• [What needs to be done]
For each line below that contains the string "years", copy that line.

• [Data records]
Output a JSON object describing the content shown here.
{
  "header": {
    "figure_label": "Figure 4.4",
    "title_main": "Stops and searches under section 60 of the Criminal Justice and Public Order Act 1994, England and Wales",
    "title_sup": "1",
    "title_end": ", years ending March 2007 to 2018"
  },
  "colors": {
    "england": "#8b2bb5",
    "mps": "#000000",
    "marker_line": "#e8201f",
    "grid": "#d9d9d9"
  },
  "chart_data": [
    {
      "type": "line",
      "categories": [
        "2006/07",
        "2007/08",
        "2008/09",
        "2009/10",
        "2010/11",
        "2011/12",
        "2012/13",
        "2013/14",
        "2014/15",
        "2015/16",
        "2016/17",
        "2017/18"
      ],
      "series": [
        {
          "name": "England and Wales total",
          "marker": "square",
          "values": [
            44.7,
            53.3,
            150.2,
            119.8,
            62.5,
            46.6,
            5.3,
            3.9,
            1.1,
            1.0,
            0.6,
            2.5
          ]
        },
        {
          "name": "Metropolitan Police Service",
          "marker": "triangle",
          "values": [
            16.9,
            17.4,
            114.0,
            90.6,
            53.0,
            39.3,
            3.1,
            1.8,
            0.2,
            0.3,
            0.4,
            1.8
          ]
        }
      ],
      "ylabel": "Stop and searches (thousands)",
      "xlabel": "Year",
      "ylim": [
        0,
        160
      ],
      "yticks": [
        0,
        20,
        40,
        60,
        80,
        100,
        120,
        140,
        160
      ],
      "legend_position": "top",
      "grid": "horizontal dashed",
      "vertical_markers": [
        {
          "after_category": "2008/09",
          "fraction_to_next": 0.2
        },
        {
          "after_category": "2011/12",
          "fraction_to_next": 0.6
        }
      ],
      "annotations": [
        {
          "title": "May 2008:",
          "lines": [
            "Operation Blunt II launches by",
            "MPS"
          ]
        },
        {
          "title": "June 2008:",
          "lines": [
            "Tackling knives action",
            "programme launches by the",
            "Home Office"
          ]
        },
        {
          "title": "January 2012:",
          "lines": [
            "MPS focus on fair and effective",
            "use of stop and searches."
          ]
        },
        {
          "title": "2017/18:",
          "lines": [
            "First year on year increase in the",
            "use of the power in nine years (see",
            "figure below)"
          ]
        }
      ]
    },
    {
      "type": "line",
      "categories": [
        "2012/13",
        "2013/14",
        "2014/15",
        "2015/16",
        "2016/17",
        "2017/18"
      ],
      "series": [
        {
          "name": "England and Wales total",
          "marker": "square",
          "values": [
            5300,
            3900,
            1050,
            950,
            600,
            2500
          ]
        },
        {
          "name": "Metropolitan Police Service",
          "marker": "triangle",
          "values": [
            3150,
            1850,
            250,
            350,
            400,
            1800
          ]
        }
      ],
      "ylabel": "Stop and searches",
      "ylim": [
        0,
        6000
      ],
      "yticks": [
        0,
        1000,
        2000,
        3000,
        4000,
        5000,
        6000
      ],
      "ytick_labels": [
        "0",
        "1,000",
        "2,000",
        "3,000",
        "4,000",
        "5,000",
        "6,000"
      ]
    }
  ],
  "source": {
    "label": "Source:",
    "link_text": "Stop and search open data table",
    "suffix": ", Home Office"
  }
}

• [Problem solution]
    "title_end": ", years ending March 2007 to 2018"
            "use of the power in nine years (see",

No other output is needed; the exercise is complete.